[Collected data]
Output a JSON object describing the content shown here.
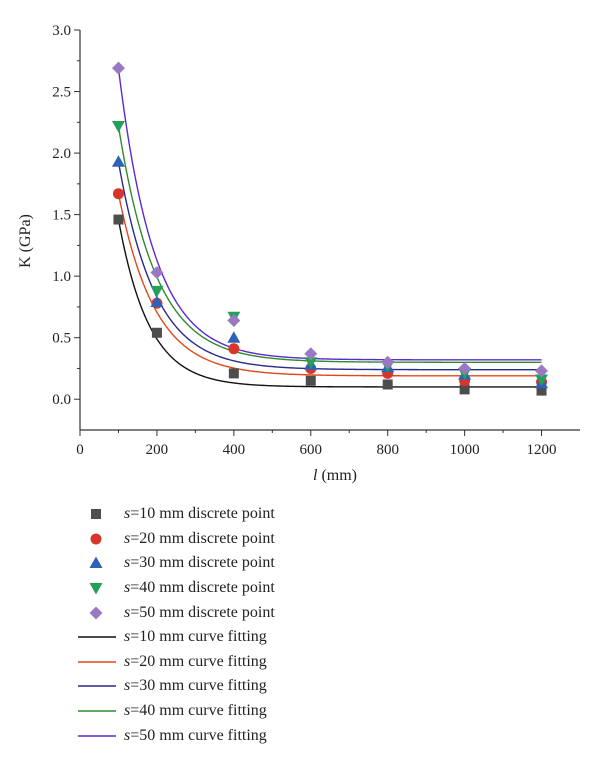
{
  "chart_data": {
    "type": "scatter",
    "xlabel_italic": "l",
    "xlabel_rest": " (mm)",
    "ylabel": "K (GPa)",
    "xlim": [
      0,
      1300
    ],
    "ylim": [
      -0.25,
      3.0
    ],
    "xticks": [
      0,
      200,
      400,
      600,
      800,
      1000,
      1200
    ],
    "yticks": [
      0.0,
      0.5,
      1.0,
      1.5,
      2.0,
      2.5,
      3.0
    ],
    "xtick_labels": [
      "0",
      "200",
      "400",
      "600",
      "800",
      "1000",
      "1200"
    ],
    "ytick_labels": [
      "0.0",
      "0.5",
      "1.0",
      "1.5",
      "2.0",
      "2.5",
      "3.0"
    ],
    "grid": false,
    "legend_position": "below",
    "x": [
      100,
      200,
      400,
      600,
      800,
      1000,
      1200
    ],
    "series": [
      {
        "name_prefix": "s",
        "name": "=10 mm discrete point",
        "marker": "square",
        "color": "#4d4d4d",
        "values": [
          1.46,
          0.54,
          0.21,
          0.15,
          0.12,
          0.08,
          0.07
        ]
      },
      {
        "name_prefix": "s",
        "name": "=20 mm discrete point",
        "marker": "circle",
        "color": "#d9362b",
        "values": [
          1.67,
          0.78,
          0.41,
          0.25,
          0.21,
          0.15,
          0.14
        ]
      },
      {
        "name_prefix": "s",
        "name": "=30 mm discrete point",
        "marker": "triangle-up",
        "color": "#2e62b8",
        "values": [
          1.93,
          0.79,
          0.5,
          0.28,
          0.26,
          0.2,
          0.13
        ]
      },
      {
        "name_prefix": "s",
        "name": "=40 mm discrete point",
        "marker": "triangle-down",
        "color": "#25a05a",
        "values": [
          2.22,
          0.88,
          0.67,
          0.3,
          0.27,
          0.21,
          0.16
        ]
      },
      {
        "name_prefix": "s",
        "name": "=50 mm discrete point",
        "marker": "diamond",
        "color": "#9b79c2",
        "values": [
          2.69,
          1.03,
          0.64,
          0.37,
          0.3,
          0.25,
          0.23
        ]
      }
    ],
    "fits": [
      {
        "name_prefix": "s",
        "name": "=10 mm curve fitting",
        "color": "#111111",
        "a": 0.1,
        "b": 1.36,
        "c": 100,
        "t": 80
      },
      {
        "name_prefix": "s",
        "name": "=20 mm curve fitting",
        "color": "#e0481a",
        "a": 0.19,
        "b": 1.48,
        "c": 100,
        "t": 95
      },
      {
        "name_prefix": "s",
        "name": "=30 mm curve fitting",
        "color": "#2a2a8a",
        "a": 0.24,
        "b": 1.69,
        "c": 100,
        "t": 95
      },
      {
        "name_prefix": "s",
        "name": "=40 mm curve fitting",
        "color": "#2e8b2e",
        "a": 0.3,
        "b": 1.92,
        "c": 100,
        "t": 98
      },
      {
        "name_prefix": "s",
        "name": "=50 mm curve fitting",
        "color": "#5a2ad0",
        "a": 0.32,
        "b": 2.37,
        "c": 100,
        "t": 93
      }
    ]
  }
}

» **WHAT THE TASK ASKS**: Show all lines in the entries above where the string "curve" appears.

» **ANSWER FOR THIS EXERCISE**:
        "name": "=10 mm curve fitting",
        "name": "=20 mm curve fitting",
        "name": "=30 mm curve fitting",
        "name": "=40 mm curve fitting",
        "name": "=50 mm curve fitting",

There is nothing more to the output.